#### Records to process

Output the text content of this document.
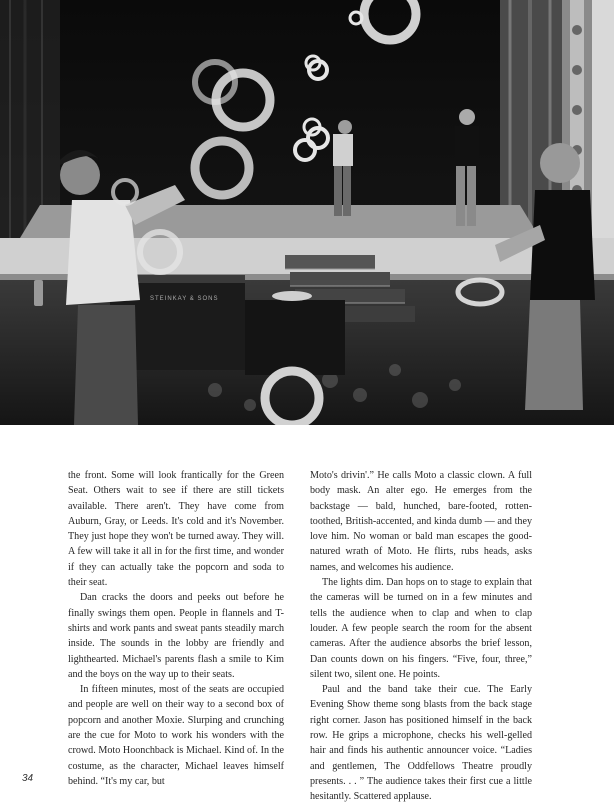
STEINKAY & SONS

the front. Some will look frantically for the Green Seat. Others wait to see if there are still tickets available. There aren't. They have come from Auburn, Gray, or Leeds. It's cold and it's November. They just hope they won't be turned away. They will. A few will take it all in for the first time, and wonder if they can actually take the popcorn and soda to their seat.

Dan cracks the doors and peeks out before he finally swings them open. People in flannels and T-shirts and work pants and sweat pants steadily march inside. The sounds in the lobby are friendly and lighthearted. Michael's parents flash a smile to Kim and the boys on the way up to their seats.

In fifteen minutes, most of the seats are occupied and people are well on their way to a second box of popcorn and another Moxie. Slurping and crunching are the cue for Moto to work his wonders with the crowd. Moto Hoonchback is Michael. Kind of. In the costume, as the character, Michael leaves himself behind. “It's my car, but

Moto's drivin'.” He calls Moto a classic clown. A full body mask. An alter ego. He emerges from the backstage — bald, hunched, bare-footed, rotten-toothed, British-accented, and kinda dumb — and they love him. No woman or bald man escapes the good-natured wrath of Moto. He flirts, rubs heads, asks names, and welcomes his audience.

The lights dim. Dan hops on to stage to explain that the cameras will be turned on in a few minutes and tells the audience when to clap and when to clap louder. A few people search the room for the absent cameras. After the audience absorbs the brief lesson, Dan counts down on his fingers. “Five, four, three,” silent two, silent one. He points.

Paul and the band take their cue. The Early Evening Show theme song blasts from the back stage right corner. Jason has positioned himself in the back row. He grips a microphone, checks his well-gelled hair and finds his authentic announcer voice. “Ladies and gentlemen, The Oddfellows Theatre proudly presents. . . ” The audience takes their first cue a little hesitantly. Scattered applause.

34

#### Exercise objective
Track down every line of the material containing the string "minutes", and copy it.

#### Solution to the problem
In fifteen minutes, most of the seats are occupied and people are well on their way to a second box of popcorn and another Moxie. Slurping and crunching are the cue for Moto to work his wonders with the crowd. Moto Hoonchback is Michael. Kind of. In the costume, as the character, Michael leaves himself behind. “It's my car, but
The lights dim. Dan hops on to stage to explain that the cameras will be turned on in a few minutes and tells the audience when to clap and when to clap louder. A few people search the room for the absent cameras. After the audience absorbs the brief lesson, Dan counts down on his fingers. “Five, four, three,” silent two, silent one. He points.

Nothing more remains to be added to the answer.